#### What the task asks
Search the material for the word "this" and report each line where it turns up.

### Available records

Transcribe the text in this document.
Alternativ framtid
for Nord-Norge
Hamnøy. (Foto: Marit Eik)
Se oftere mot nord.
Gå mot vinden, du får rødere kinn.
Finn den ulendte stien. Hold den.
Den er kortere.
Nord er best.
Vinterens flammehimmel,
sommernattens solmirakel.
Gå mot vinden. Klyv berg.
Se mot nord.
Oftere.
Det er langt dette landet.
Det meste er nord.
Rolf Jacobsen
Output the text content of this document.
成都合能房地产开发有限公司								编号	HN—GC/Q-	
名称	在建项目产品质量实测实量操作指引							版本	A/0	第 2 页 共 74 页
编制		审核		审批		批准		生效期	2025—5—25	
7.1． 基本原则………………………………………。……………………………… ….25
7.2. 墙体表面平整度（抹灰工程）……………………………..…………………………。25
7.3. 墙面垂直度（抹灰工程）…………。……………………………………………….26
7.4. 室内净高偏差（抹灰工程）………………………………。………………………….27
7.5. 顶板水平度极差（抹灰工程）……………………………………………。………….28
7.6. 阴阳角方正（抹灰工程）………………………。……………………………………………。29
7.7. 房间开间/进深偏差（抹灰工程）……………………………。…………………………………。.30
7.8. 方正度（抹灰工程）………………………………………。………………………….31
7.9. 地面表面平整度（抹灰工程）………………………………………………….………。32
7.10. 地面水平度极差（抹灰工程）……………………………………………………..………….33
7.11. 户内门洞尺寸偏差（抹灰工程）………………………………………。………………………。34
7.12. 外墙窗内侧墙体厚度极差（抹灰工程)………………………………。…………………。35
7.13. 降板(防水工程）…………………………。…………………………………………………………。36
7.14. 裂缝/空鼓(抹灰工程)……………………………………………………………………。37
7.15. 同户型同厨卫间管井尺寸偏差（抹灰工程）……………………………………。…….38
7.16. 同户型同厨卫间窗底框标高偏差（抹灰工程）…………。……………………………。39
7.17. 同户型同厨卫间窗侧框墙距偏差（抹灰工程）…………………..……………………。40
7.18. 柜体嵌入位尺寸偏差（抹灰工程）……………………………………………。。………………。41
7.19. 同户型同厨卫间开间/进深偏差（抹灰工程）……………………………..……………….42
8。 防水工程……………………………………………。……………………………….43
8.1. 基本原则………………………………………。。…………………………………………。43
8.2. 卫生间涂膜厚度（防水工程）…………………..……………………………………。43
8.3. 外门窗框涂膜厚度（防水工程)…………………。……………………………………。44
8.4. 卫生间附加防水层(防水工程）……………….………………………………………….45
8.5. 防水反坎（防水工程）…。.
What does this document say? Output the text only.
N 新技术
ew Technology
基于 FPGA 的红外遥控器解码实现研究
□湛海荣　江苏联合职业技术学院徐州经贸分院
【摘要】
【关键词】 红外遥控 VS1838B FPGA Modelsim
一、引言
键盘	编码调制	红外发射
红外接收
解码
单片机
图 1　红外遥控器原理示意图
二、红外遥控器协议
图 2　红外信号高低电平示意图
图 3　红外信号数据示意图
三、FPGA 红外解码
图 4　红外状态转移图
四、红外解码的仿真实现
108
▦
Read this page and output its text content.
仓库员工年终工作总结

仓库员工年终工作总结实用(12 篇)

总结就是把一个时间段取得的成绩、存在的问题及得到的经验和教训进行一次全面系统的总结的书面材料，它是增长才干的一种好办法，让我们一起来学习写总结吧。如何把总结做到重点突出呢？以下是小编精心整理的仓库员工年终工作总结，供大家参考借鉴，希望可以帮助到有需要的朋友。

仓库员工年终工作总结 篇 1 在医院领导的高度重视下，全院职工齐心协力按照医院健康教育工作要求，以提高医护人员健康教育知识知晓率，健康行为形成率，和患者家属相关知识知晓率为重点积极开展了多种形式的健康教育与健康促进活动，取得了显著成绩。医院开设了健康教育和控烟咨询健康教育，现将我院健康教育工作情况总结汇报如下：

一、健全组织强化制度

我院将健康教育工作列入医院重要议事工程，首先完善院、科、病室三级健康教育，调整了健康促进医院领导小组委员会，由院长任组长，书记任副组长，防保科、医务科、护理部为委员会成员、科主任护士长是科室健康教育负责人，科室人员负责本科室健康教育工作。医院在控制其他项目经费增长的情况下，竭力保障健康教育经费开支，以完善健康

######

#### Exercise output
Transcribe the text in this document.
Output the text content of this document.
What does this document say? Output the text only.
Read this page and output its text content.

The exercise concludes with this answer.